■ TASK DESCRIPTION: Print every entry word for word, but omit the pictures.
**** EXERCISE MATERIALS ****
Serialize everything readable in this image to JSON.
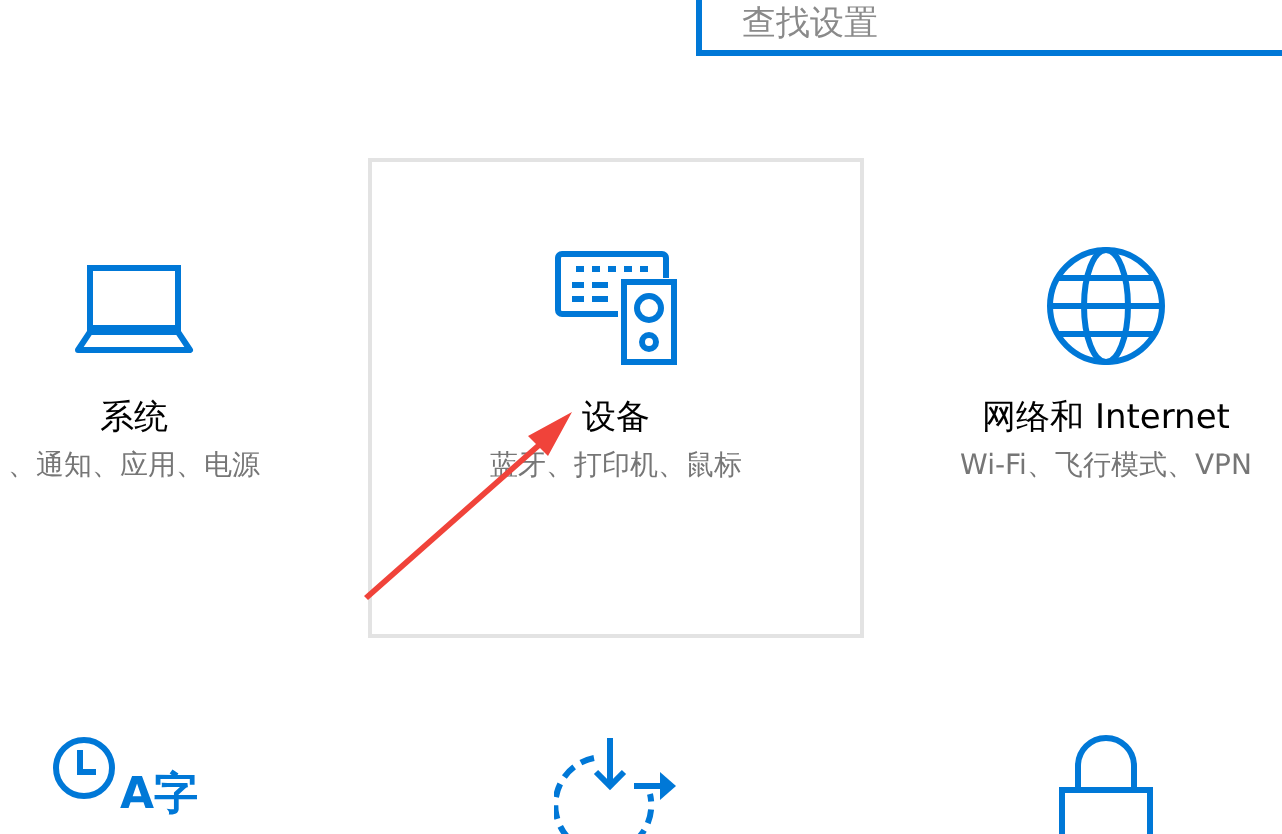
{
  "search": {
    "placeholder": "查找设置"
  },
  "tiles": [
    {
      "kind": "system",
      "title": "系统",
      "subtitle": "、通知、应用、电源",
      "hovered": false
    },
    {
      "kind": "devices",
      "title": "设备",
      "subtitle": "蓝牙、打印机、鼠标",
      "hovered": true
    },
    {
      "kind": "network",
      "title": "网络和 Internet",
      "subtitle": "Wi-Fi、飞行模式、VPN",
      "hovered": false
    },
    {
      "kind": "time-language",
      "icon_text": "A字",
      "hovered": false
    },
    {
      "kind": "update",
      "hovered": false
    },
    {
      "kind": "lock",
      "hovered": false
    }
  ]
}
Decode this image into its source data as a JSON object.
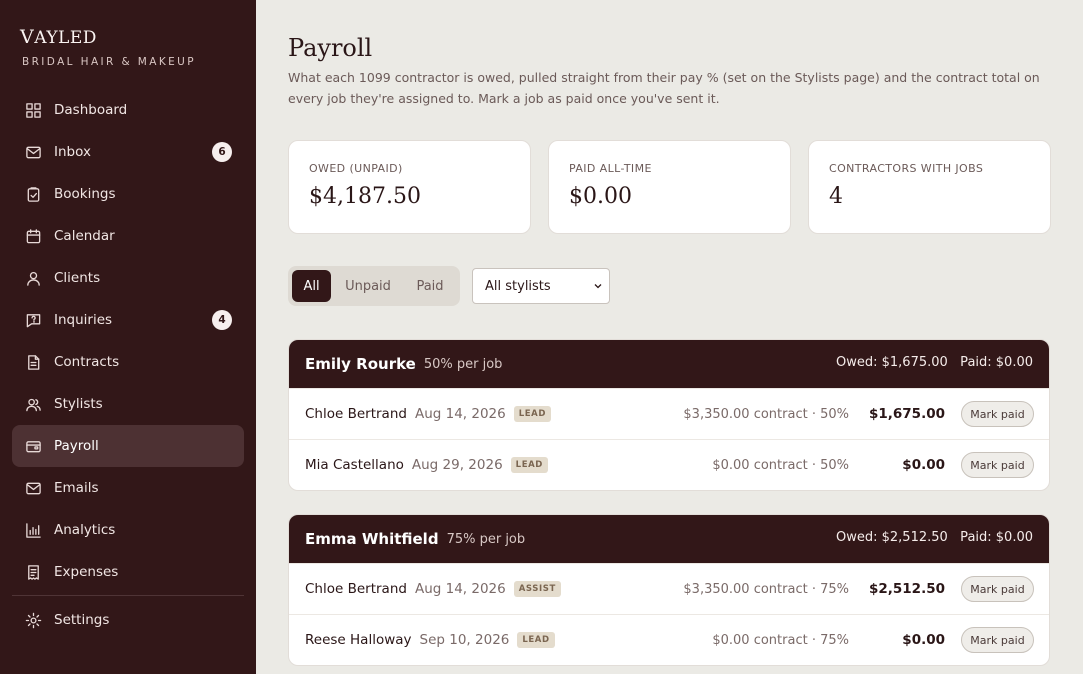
{
  "brand": {
    "first": "V",
    "rest": "AYLED",
    "tagline": "BRIDAL HAIR & MAKEUP"
  },
  "sidebar": {
    "items": [
      {
        "label": "Dashboard",
        "icon": "grid-icon"
      },
      {
        "label": "Inbox",
        "icon": "mail-icon",
        "badge": "6"
      },
      {
        "label": "Bookings",
        "icon": "clipboard-check-icon"
      },
      {
        "label": "Calendar",
        "icon": "calendar-icon"
      },
      {
        "label": "Clients",
        "icon": "user-icon"
      },
      {
        "label": "Inquiries",
        "icon": "message-question-icon",
        "badge": "4"
      },
      {
        "label": "Contracts",
        "icon": "document-icon"
      },
      {
        "label": "Stylists",
        "icon": "users-icon"
      },
      {
        "label": "Payroll",
        "icon": "wallet-icon",
        "active": true
      },
      {
        "label": "Emails",
        "icon": "envelope-icon"
      },
      {
        "label": "Analytics",
        "icon": "bar-chart-icon"
      },
      {
        "label": "Expenses",
        "icon": "receipt-icon"
      }
    ],
    "settings": {
      "label": "Settings",
      "icon": "gear-icon"
    }
  },
  "page": {
    "title": "Payroll",
    "description": "What each 1099 contractor is owed, pulled straight from their pay % (set on the Stylists page) and the contract total on every job they're assigned to. Mark a job as paid once you've sent it."
  },
  "stats": [
    {
      "label": "OWED (UNPAID)",
      "value": "$4,187.50"
    },
    {
      "label": "PAID ALL-TIME",
      "value": "$0.00"
    },
    {
      "label": "CONTRACTORS WITH JOBS",
      "value": "4"
    }
  ],
  "filters": {
    "tabs": [
      "All",
      "Unpaid",
      "Paid"
    ],
    "active_tab": "All",
    "stylist_select": "All stylists"
  },
  "groups": [
    {
      "name": "Emily Rourke",
      "rate": "50% per job",
      "totals": "Owed: $1,675.00   Paid: $0.00",
      "rows": [
        {
          "client": "Chloe Bertrand",
          "date": "Aug 14, 2026",
          "role": "LEAD",
          "contract": "$3,350.00 contract · 50%",
          "amount": "$1,675.00",
          "action": "Mark paid"
        },
        {
          "client": "Mia Castellano",
          "date": "Aug 29, 2026",
          "role": "LEAD",
          "contract": "$0.00 contract · 50%",
          "amount": "$0.00",
          "action": "Mark paid"
        }
      ]
    },
    {
      "name": "Emma Whitfield",
      "rate": "75% per job",
      "totals": "Owed: $2,512.50   Paid: $0.00",
      "rows": [
        {
          "client": "Chloe Bertrand",
          "date": "Aug 14, 2026",
          "role": "ASSIST",
          "contract": "$3,350.00 contract · 75%",
          "amount": "$2,512.50",
          "action": "Mark paid"
        },
        {
          "client": "Reese Halloway",
          "date": "Sep 10, 2026",
          "role": "LEAD",
          "contract": "$0.00 contract · 75%",
          "amount": "$0.00",
          "action": "Mark paid"
        }
      ]
    }
  ],
  "colors": {
    "sidebar": "#321718",
    "accent": "#321718",
    "background": "#ebeae5",
    "badge_role": "#e4dccd"
  }
}
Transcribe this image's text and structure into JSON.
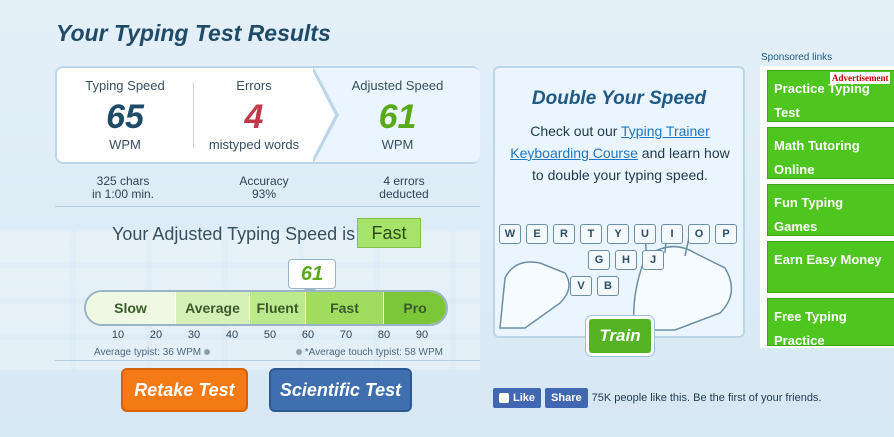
{
  "page": {
    "title": "Your Typing Test Results"
  },
  "stats": {
    "speed": {
      "label": "Typing Speed",
      "value": "65",
      "unit": "WPM",
      "sub1": "325 chars",
      "sub2": "in 1:00 min."
    },
    "errors": {
      "label": "Errors",
      "value": "4",
      "unit": "mistyped words",
      "sub1": "Accuracy",
      "sub2": "93%"
    },
    "adjusted": {
      "label": "Adjusted Speed",
      "value": "61",
      "unit": "WPM",
      "sub1": "4 errors",
      "sub2": "deducted"
    }
  },
  "rating": {
    "text": "Your Adjusted Typing Speed is",
    "badge": "Fast",
    "pointer_value": "61",
    "pointer_wpm": 61
  },
  "speed_bar": {
    "segments": [
      "Slow",
      "Average",
      "Fluent",
      "Fast",
      "Pro"
    ],
    "ticks": [
      "10",
      "20",
      "30",
      "40",
      "50",
      "60",
      "70",
      "80",
      "90"
    ],
    "average_note": "Average typist: 36 WPM",
    "touch_note": "*Average touch typist: 58 WPM"
  },
  "buttons": {
    "retake": "Retake Test",
    "scientific": "Scientific Test",
    "train": "Train"
  },
  "promo": {
    "title": "Double Your Speed",
    "text_before": "Check out our ",
    "link": "Typing Trainer Keyboarding Course",
    "text_after": " and learn how to double your typing speed.",
    "keys_row1": [
      "W",
      "E",
      "R",
      "T",
      "Y",
      "U",
      "I",
      "O",
      "P"
    ],
    "keys_row2": [
      "G",
      "H",
      "J"
    ],
    "keys_row3": [
      "V",
      "B"
    ]
  },
  "social": {
    "like": "Like",
    "share": "Share",
    "text": "75K people like this. Be the first of your friends."
  },
  "sponsored": {
    "label": "Sponsored links",
    "badge": "Advertisement",
    "items": [
      "Practice Typing Test",
      "Math Tutoring Online",
      "Fun Typing Games",
      "Earn Easy Money",
      "Free Typing Practice"
    ]
  },
  "colors": {
    "accent_green": "#5aa91a",
    "error_red": "#c0394b",
    "retake_orange": "#f47a15",
    "scientific_blue": "#3f6fae",
    "ad_green": "#4fc51f"
  }
}
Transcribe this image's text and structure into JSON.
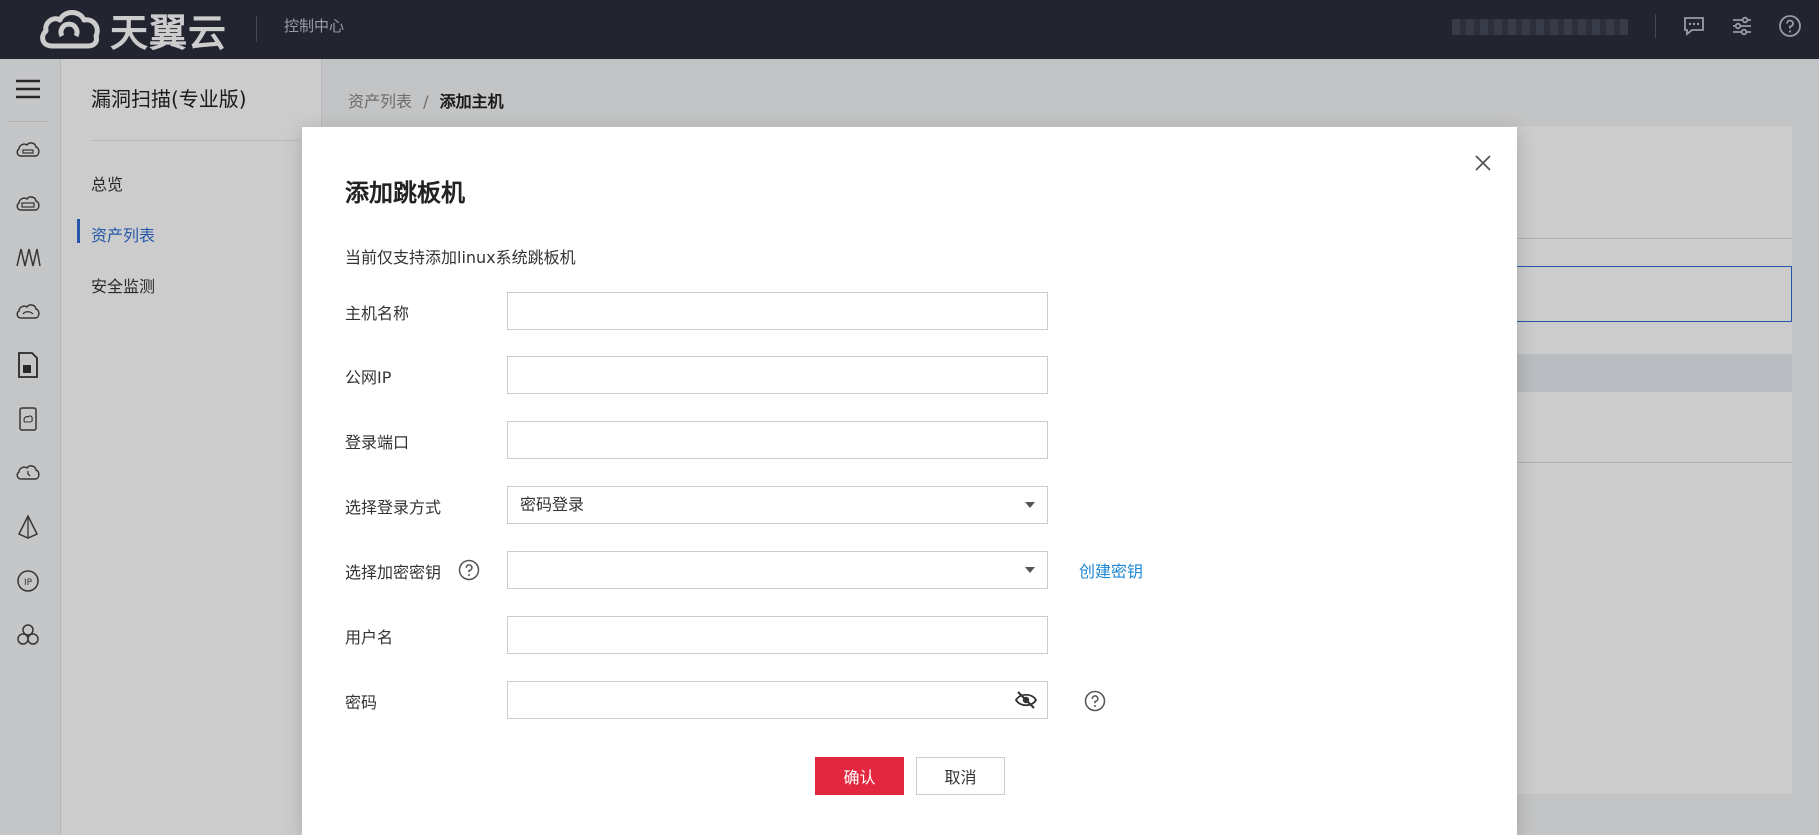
{
  "topbar": {
    "brand": "天翼云",
    "console_link": "控制中心",
    "icons": [
      "message-icon",
      "settings-sliders-icon",
      "help-icon"
    ]
  },
  "rail": {
    "icons": [
      "cloud-server-icon",
      "cloud-host-icon",
      "network-icon",
      "cloud-icon",
      "document-icon",
      "storage-icon",
      "cloud-monitor-icon",
      "sail-icon",
      "ip-icon",
      "cluster-icon"
    ]
  },
  "subnav": {
    "title": "漏洞扫描(专业版)",
    "items": [
      {
        "label": "总览",
        "active": false
      },
      {
        "label": "资产列表",
        "active": true
      },
      {
        "label": "安全监测",
        "active": false
      }
    ]
  },
  "breadcrumb": {
    "parent": "资产列表",
    "separator": "/",
    "current": "添加主机"
  },
  "modal": {
    "title": "添加跳板机",
    "note": "当前仅支持添加linux系统跳板机",
    "fields": {
      "host_name": {
        "label": "主机名称",
        "value": ""
      },
      "public_ip": {
        "label": "公网IP",
        "value": ""
      },
      "login_port": {
        "label": "登录端口",
        "value": ""
      },
      "login_method": {
        "label": "选择登录方式",
        "value": "密码登录"
      },
      "encryption_key": {
        "label": "选择加密密钥",
        "value": ""
      },
      "username": {
        "label": "用户名",
        "value": ""
      },
      "password": {
        "label": "密码",
        "value": ""
      }
    },
    "create_key_link": "创建密钥",
    "confirm_label": "确认",
    "cancel_label": "取消"
  },
  "colors": {
    "topbar_bg": "#2b2e3d",
    "accent_blue": "#2f6fd6",
    "link_blue": "#1e88d6",
    "confirm_red": "#e2273e"
  }
}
****
■ TASK SOLUTION:
Serialize everything readable in this image to JSON.
{
  "search": {
    "placeholder": "查找设置"
  },
  "tiles": [
    {
      "kind": "system",
      "title": "系统",
      "subtitle": "、通知、应用、电源",
      "hovered": false
    },
    {
      "kind": "devices",
      "title": "设备",
      "subtitle": "蓝牙、打印机、鼠标",
      "hovered": true
    },
    {
      "kind": "network",
      "title": "网络和 Internet",
      "subtitle": "Wi-Fi、飞行模式、VPN",
      "hovered": false
    },
    {
      "kind": "time-language",
      "icon_text": "A字",
      "hovered": false
    },
    {
      "kind": "update",
      "hovered": false
    },
    {
      "kind": "lock",
      "hovered": false
    }
  ]
}
Decode this image into its source data as a JSON object.
{
  "brand": {
    "first": "V",
    "rest": "AYLED",
    "tagline": "BRIDAL HAIR & MAKEUP"
  },
  "sidebar": {
    "items": [
      {
        "label": "Dashboard",
        "icon": "grid-icon"
      },
      {
        "label": "Inbox",
        "icon": "mail-icon",
        "badge": "6"
      },
      {
        "label": "Bookings",
        "icon": "clipboard-check-icon"
      },
      {
        "label": "Calendar",
        "icon": "calendar-icon"
      },
      {
        "label": "Clients",
        "icon": "user-icon"
      },
      {
        "label": "Inquiries",
        "icon": "message-question-icon",
        "badge": "4"
      },
      {
        "label": "Contracts",
        "icon": "document-icon"
      },
      {
        "label": "Stylists",
        "icon": "users-icon"
      },
      {
        "label": "Payroll",
        "icon": "wallet-icon",
        "active": true
      },
      {
        "label": "Emails",
        "icon": "envelope-icon"
      },
      {
        "label": "Analytics",
        "icon": "bar-chart-icon"
      },
      {
        "label": "Expenses",
        "icon": "receipt-icon"
      }
    ],
    "settings": {
      "label": "Settings",
      "icon": "gear-icon"
    }
  },
  "page": {
    "title": "Payroll",
    "description": "What each 1099 contractor is owed, pulled straight from their pay % (set on the Stylists page) and the contract total on every job they're assigned to. Mark a job as paid once you've sent it."
  },
  "stats": [
    {
      "label": "OWED (UNPAID)",
      "value": "$4,187.50"
    },
    {
      "label": "PAID ALL-TIME",
      "value": "$0.00"
    },
    {
      "label": "CONTRACTORS WITH JOBS",
      "value": "4"
    }
  ],
  "filters": {
    "tabs": [
      "All",
      "Unpaid",
      "Paid"
    ],
    "active_tab": "All",
    "stylist_select": "All stylists"
  },
  "groups": [
    {
      "name": "Emily Rourke",
      "rate": "50% per job",
      "totals": "Owed: $1,675.00   Paid: $0.00",
      "rows": [
        {
          "client": "Chloe Bertrand",
          "date": "Aug 14, 2026",
          "role": "LEAD",
          "contract": "$3,350.00 contract · 50%",
          "amount": "$1,675.00",
          "action": "Mark paid"
        },
        {
          "client": "Mia Castellano",
          "date": "Aug 29, 2026",
          "role": "LEAD",
          "contract": "$0.00 contract · 50%",
          "amount": "$0.00",
          "action": "Mark paid"
        }
      ]
    },
    {
      "name": "Emma Whitfield",
      "rate": "75% per job",
      "totals": "Owed: $2,512.50   Paid: $0.00",
      "rows": [
        {
          "client": "Chloe Bertrand",
          "date": "Aug 14, 2026",
          "role": "ASSIST",
          "contract": "$3,350.00 contract · 75%",
          "amount": "$2,512.50",
          "action": "Mark paid"
        },
        {
          "client": "Reese Halloway",
          "date": "Sep 10, 2026",
          "role": "LEAD",
          "contract": "$0.00 contract · 75%",
          "amount": "$0.00",
          "action": "Mark paid"
        }
      ]
    }
  ],
  "colors": {
    "sidebar": "#321718",
    "accent": "#321718",
    "background": "#ebeae5",
    "badge_role": "#e4dccd"
  }
}
Transcribe this image's text and structure into JSON.
{
  "page": {
    "title": "Your Typing Test Results"
  },
  "stats": {
    "speed": {
      "label": "Typing Speed",
      "value": "65",
      "unit": "WPM",
      "sub1": "325 chars",
      "sub2": "in 1:00 min."
    },
    "errors": {
      "label": "Errors",
      "value": "4",
      "unit": "mistyped words",
      "sub1": "Accuracy",
      "sub2": "93%"
    },
    "adjusted": {
      "label": "Adjusted Speed",
      "value": "61",
      "unit": "WPM",
      "sub1": "4 errors",
      "sub2": "deducted"
    }
  },
  "rating": {
    "text": "Your Adjusted Typing Speed is",
    "badge": "Fast",
    "pointer_value": "61",
    "pointer_wpm": 61
  },
  "speed_bar": {
    "segments": [
      "Slow",
      "Average",
      "Fluent",
      "Fast",
      "Pro"
    ],
    "ticks": [
      "10",
      "20",
      "30",
      "40",
      "50",
      "60",
      "70",
      "80",
      "90"
    ],
    "average_note": "Average typist: 36 WPM",
    "touch_note": "*Average touch typist: 58 WPM"
  },
  "buttons": {
    "retake": "Retake Test",
    "scientific": "Scientific Test",
    "train": "Train"
  },
  "promo": {
    "title": "Double Your Speed",
    "text_before": "Check out our ",
    "link": "Typing Trainer Keyboarding Course",
    "text_after": " and learn how to double your typing speed.",
    "keys_row1": [
      "W",
      "E",
      "R",
      "T",
      "Y",
      "U",
      "I",
      "O",
      "P"
    ],
    "keys_row2": [
      "G",
      "H",
      "J"
    ],
    "keys_row3": [
      "V",
      "B"
    ]
  },
  "social": {
    "like": "Like",
    "share": "Share",
    "text": "75K people like this. Be the first of your friends."
  },
  "sponsored": {
    "label": "Sponsored links",
    "badge": "Advertisement",
    "items": [
      "Practice Typing Test",
      "Math Tutoring Online",
      "Fun Typing Games",
      "Earn Easy Money",
      "Free Typing Practice"
    ]
  },
  "colors": {
    "accent_green": "#5aa91a",
    "error_red": "#c0394b",
    "retake_orange": "#f47a15",
    "scientific_blue": "#3f6fae",
    "ad_green": "#4fc51f"
  }
}
Transcribe this image's text and structure into JSON.
{
  "topbar": {
    "brand": "天翼云",
    "console_link": "控制中心",
    "icons": [
      "message-icon",
      "settings-sliders-icon",
      "help-icon"
    ]
  },
  "rail": {
    "icons": [
      "cloud-server-icon",
      "cloud-host-icon",
      "network-icon",
      "cloud-icon",
      "document-icon",
      "storage-icon",
      "cloud-monitor-icon",
      "sail-icon",
      "ip-icon",
      "cluster-icon"
    ]
  },
  "subnav": {
    "title": "漏洞扫描(专业版)",
    "items": [
      {
        "label": "总览",
        "active": false
      },
      {
        "label": "资产列表",
        "active": true
      },
      {
        "label": "安全监测",
        "active": false
      }
    ]
  },
  "breadcrumb": {
    "parent": "资产列表",
    "separator": "/",
    "current": "添加主机"
  },
  "modal": {
    "title": "添加跳板机",
    "note": "当前仅支持添加linux系统跳板机",
    "fields": {
      "host_name": {
        "label": "主机名称",
        "value": ""
      },
      "public_ip": {
        "label": "公网IP",
        "value": ""
      },
      "login_port": {
        "label": "登录端口",
        "value": ""
      },
      "login_method": {
        "label": "选择登录方式",
        "value": "密码登录"
      },
      "encryption_key": {
        "label": "选择加密密钥",
        "value": ""
      },
      "username": {
        "label": "用户名",
        "value": ""
      },
      "password": {
        "label": "密码",
        "value": ""
      }
    },
    "create_key_link": "创建密钥",
    "confirm_label": "确认",
    "cancel_label": "取消"
  },
  "colors": {
    "topbar_bg": "#2b2e3d",
    "accent_blue": "#2f6fd6",
    "link_blue": "#1e88d6",
    "confirm_red": "#e2273e"
  }
}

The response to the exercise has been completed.